[Records]
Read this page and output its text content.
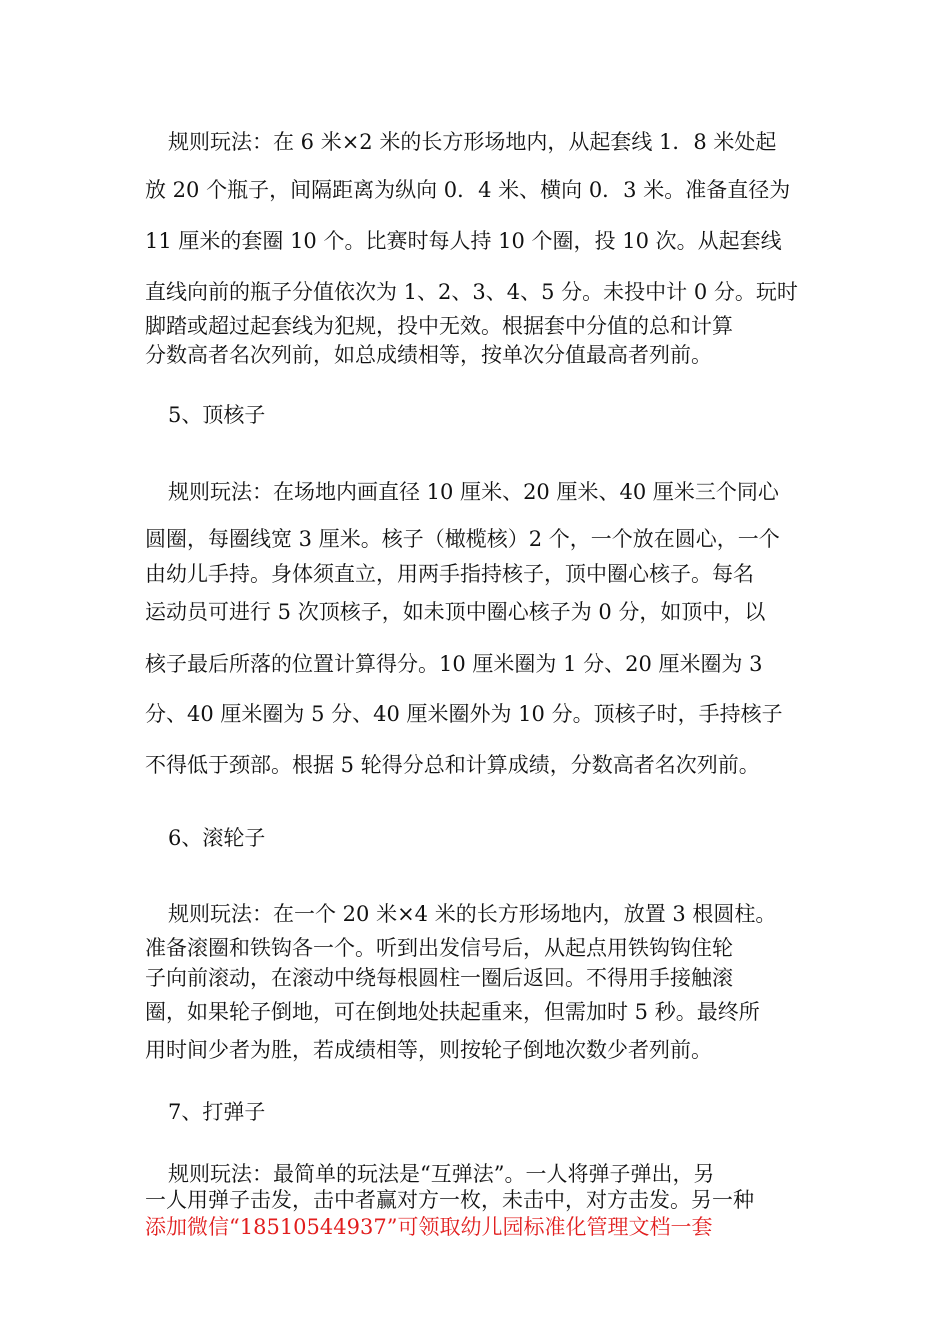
规则玩法：在 6 米×2 米的长方形场地内，从起套线 1．8 米处起
放 20 个瓶子，间隔距离为纵向 0．4 米、横向 0．3 米。准备直径为
11 厘米的套圈 10 个。比赛时每人持 10 个圈，投 10 次。从起套线
直线向前的瓶子分值依次为 1、2、3、4、5 分。未投中计 0 分。玩时
脚踏或超过起套线为犯规，投中无效。根据套中分值的总和计算
分数高者名次列前，如总成绩相等，按单次分值最高者列前。
5、顶核子
规则玩法：在场地内画直径 10 厘米、20 厘米、40 厘米三个同心
圆圈，每圈线宽 3 厘米。核子（橄榄核）2 个，一个放在圆心，一个
由幼儿手持。身体须直立，用两手指持核子，顶中圈心核子。每名
运动员可进行 5 次顶核子，如未顶中圈心核子为 0 分，如顶中，以
核子最后所落的位置计算得分。10 厘米圈为 1 分、20 厘米圈为 3
分、40 厘米圈为 5 分、40 厘米圈外为 10 分。顶核子时，手持核子
不得低于颈部。根据 5 轮得分总和计算成绩，分数高者名次列前。
6、滚轮子
规则玩法：在一个 20 米×4 米的长方形场地内，放置 3 根圆柱。
准备滚圈和铁钩各一个。听到出发信号后，从起点用铁钩钩住轮
子向前滚动，在滚动中绕每根圆柱一圈后返回。不得用手接触滚
圈，如果轮子倒地，可在倒地处扶起重来，但需加时 5 秒。最终所
用时间少者为胜，若成绩相等，则按轮子倒地次数少者列前。
7、打弹子
规则玩法：最简单的玩法是“互弹法”。一人将弹子弹出，另
一人用弹子击发，击中者赢对方一枚，未击中，对方击发。另一种
添加微信“18510544937”可领取幼儿园标准化管理文档一套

[Directions]
Pick out the lines that have the word "分数高者名次列前". Copy them all.

[Full solution]
分数高者名次列前，如总成绩相等，按单次分值最高者列前。
不得低于颈部。根据 5 轮得分总和计算成绩，分数高者名次列前。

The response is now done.